RECORDS SHOWN
((

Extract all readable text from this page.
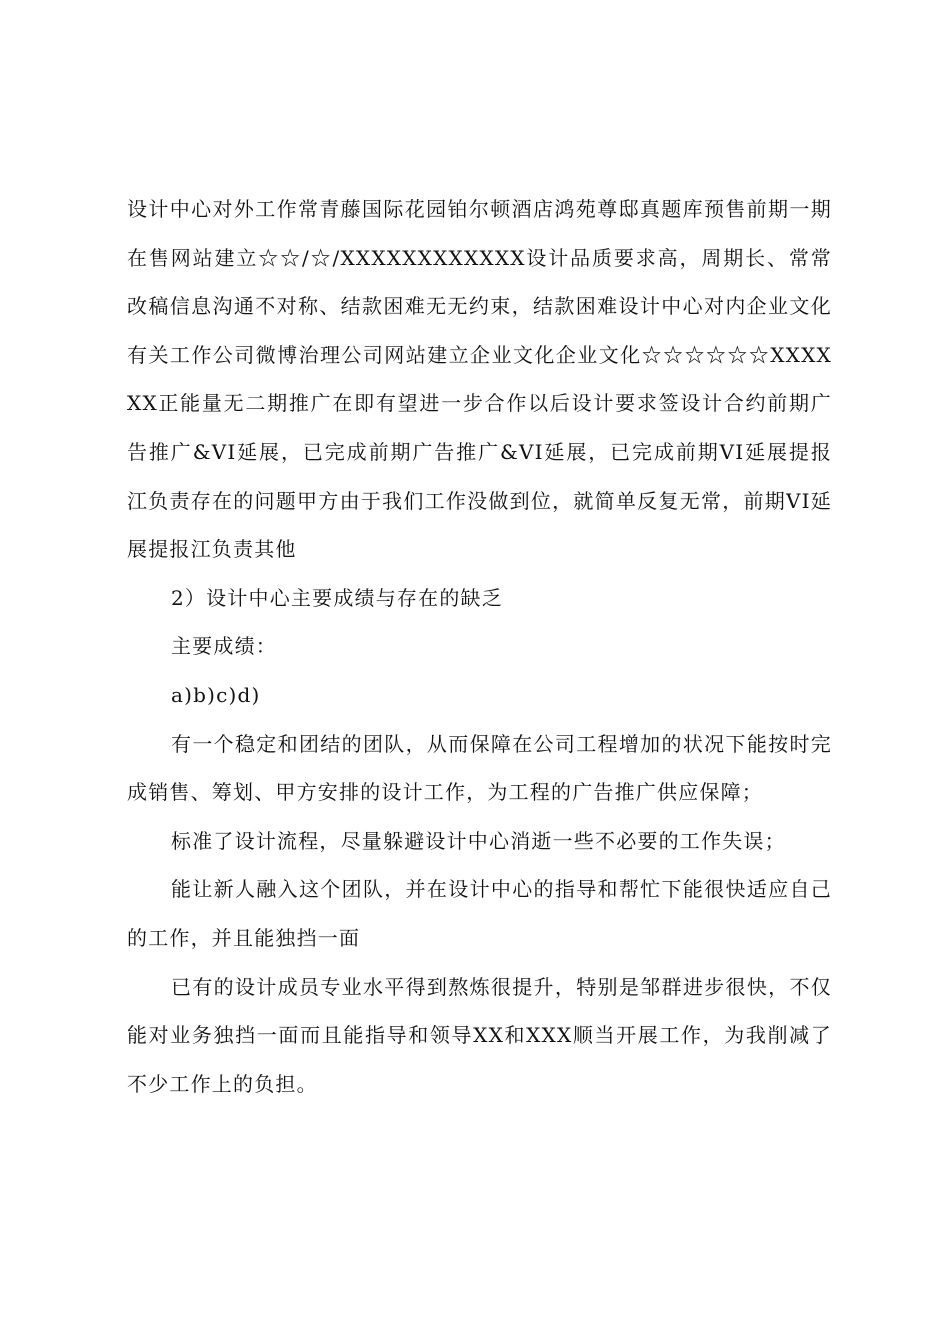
设计中心对外工作常青藤国际花园铂尔顿酒店鸿苑尊邸真题库预售前期一期在售网站建立☆☆/☆/XXXXXXXXXXXX设计品质要求高，周期长、常常改稿信息沟通不对称、结款困难无无约束，结款困难设计中心对内企业文化有关工作公司微博治理公司网站建立企业文化企业文化☆☆☆☆☆☆XXXXXX正能量无二期推广在即有望进一步合作以后设计要求签设计合约前期广告推广&VI延展，已完成前期广告推广&VI延展，已完成前期VI延展提报江负责存在的问题甲方由于我们工作没做到位，就简单反复无常，前期VI延展提报江负责其他

2）设计中心主要成绩与存在的缺乏

主要成绩：

a)b)c)d)

有一个稳定和团结的团队，从而保障在公司工程增加的状况下能按时完成销售、筹划、甲方安排的设计工作，为工程的广告推广供应保障；

标准了设计流程，尽量躲避设计中心消逝一些不必要的工作失误；

能让新人融入这个团队，并在设计中心的指导和帮忙下能很快适应自己的工作，并且能独挡一面

已有的设计成员专业水平得到熬炼很提升，特别是邹群进步很快，不仅能对业务独挡一面而且能指导和领导XX和XXX顺当开展工作，为我削减了不少工作上的负担。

))

GOAL
From the listing above, print every entry precisely and drop the pictures.

RESULT OF THIS TASK
Extract all readable text from this page.
设计中心对外工作常青藤国际花园铂尔顿酒店鸿苑尊邸真题库预售前期一期在售网站建立☆☆/☆/XXXXXXXXXXXX设计品质要求高，周期长、常常改稿信息沟通不对称、结款困难无无约束，结款困难设计中心对内企业文化有关工作公司微博治理公司网站建立企业文化企业文化☆☆☆☆☆☆XXXXXX正能量无二期推广在即有望进一步合作以后设计要求签设计合约前期广告推广&VI延展，已完成前期广告推广&VI延展，已完成前期VI延展提报江负责存在的问题甲方由于我们工作没做到位，就简单反复无常，前期VI延展提报江负责其他

2）设计中心主要成绩与存在的缺乏

主要成绩：

a)b)c)d)

有一个稳定和团结的团队，从而保障在公司工程增加的状况下能按时完成销售、筹划、甲方安排的设计工作，为工程的广告推广供应保障；

标准了设计流程，尽量躲避设计中心消逝一些不必要的工作失误；

能让新人融入这个团队，并在设计中心的指导和帮忙下能很快适应自己的工作，并且能独挡一面

已有的设计成员专业水平得到熬炼很提升，特别是邹群进步很快，不仅能对业务独挡一面而且能指导和领导XX和XXX顺当开展工作，为我削减了不少工作上的负担。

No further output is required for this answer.